*Source document*.

┌────────

2005-09-26 Thread Nick Staff
 From: Brian E Carpenter [mailto:[EMAIL PROTECTED] 
 Nicholas Staff wrote:
 - Forwarded message from Dean Anderson [EMAIL PROTECTED] -
 
 FYI: I am being threatened for posting operationally relevant 
 criticism of mis-operation of the F DNS Root server on the 
 DNSOP list.
 
 --
 -- Forwarded message --
 Date: Fri, 23 Sep 2005 15:55:20 -0700
 From: David Kessens [EMAIL PROTECTED]
 To: Dean Anderson [EMAIL PROTECTED]
 Cc: David Meyer [EMAIL PROTECTED], Rob Austein [EMAIL PROTECTED],
  Bert Wijnen [EMAIL PROTECTED]
 Subject: [EMAIL PROTECTED]: Re: [dnsop] An attack 
 that DNSSEC 
 would
 have defended against...]
 
 
 Dean,
 
 To avoid any misunderstandings: My message is an official 
 warning to 
 you that I will propose to the IESG to remove your posting 
 privileges 
 if I see one more abusive mail from you.
 
 Thanks,
 
 David Kessens
 ---
  
  
  Since I have been informed that this actually is the forum for this 
  discussion according to RFC 3683 I will ask for a 
 clarification from 
  David on this whole thing.
  
  David, the way it reads to me is you warned Dean you would 
 go to the 
  IESG if he continued what you felt were abusive posts.  
 Dean in turn 
  informed the IESG of your warning because he felt it was 
 unwarranted 
  and being used by you as a tool to silence someone who had 
 a differing 
  technical opinion.  You then used his complaint to the IESG as an 
  instance of another abusive post and requested to have his 
 privileges removed.  Is that basically correct?

└────────

*Exercise tasks*.
- A) Summarize the mailing-list thread in two sentences.
- B) In the mailing-list thread, what does David Kessens say he will propose to the IESG if he sees one more abusive mail from Dean?
- C) Output the text of the mailing-list thread between "Since I have" and "were abusive posts.", inclusive.
The data after this point is separate material, apart from the mailing-list thread.

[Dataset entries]
┌────────

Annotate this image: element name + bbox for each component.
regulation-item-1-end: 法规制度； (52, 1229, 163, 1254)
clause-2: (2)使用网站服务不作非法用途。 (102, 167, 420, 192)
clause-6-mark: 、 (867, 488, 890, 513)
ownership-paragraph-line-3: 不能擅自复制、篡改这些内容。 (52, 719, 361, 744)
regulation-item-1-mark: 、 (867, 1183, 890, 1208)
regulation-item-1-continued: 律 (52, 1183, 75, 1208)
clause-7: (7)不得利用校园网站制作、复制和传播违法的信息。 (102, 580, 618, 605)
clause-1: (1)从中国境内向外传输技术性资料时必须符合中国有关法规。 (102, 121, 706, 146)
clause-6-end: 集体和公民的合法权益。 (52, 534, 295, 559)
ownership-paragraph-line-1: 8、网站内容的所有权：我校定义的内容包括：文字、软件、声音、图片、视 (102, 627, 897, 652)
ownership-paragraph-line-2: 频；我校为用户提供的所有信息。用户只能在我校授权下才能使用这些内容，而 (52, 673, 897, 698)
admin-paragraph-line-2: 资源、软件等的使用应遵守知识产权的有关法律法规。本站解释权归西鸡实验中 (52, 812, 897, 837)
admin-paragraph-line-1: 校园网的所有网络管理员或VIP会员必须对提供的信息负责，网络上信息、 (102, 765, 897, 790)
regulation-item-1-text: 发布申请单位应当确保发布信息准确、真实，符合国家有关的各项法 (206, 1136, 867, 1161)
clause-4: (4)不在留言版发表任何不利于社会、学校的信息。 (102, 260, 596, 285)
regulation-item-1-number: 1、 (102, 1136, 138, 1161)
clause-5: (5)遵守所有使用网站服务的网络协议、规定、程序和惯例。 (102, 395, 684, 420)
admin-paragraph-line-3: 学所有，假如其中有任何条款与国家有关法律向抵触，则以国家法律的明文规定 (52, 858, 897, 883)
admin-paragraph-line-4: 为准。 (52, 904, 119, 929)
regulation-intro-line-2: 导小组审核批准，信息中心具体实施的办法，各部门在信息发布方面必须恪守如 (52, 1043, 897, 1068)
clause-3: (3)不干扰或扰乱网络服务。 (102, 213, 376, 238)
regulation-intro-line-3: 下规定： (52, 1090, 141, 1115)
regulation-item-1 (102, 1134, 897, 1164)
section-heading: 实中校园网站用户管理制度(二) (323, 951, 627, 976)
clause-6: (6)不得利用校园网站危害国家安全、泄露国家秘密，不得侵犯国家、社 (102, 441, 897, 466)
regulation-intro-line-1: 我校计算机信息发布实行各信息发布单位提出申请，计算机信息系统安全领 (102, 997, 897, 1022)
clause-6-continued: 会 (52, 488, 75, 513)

└────────

*Answers in order*.
- A) Dean Anderson says he is being threatened for posting criticism of mis-operation of the F DNS Root server on the DNSOP list, and a forwarded message from David Kessens warns that he will propose to the IESG to remove Dean's posting privileges if he sees one more abusive mail. A later message, after noting that RFC 3683 makes this the forum for the discussion, asks David to confirm whether he treated Dean's complaint to the IESG about the warning as another abusive post and requested that Dean's privileges be removed.

- B) He will propose removing Dean's posting privileges.

- C)
Since I have been informed that this actually is the forum for this 
  discussion according to RFC 3683 I will ask for a 
 clarification from 
  David on this whole thing.
  
  David, the way it reads to me is you warned Dean you would 
 go to the 
  IESG if he continued what you felt were abusive posts.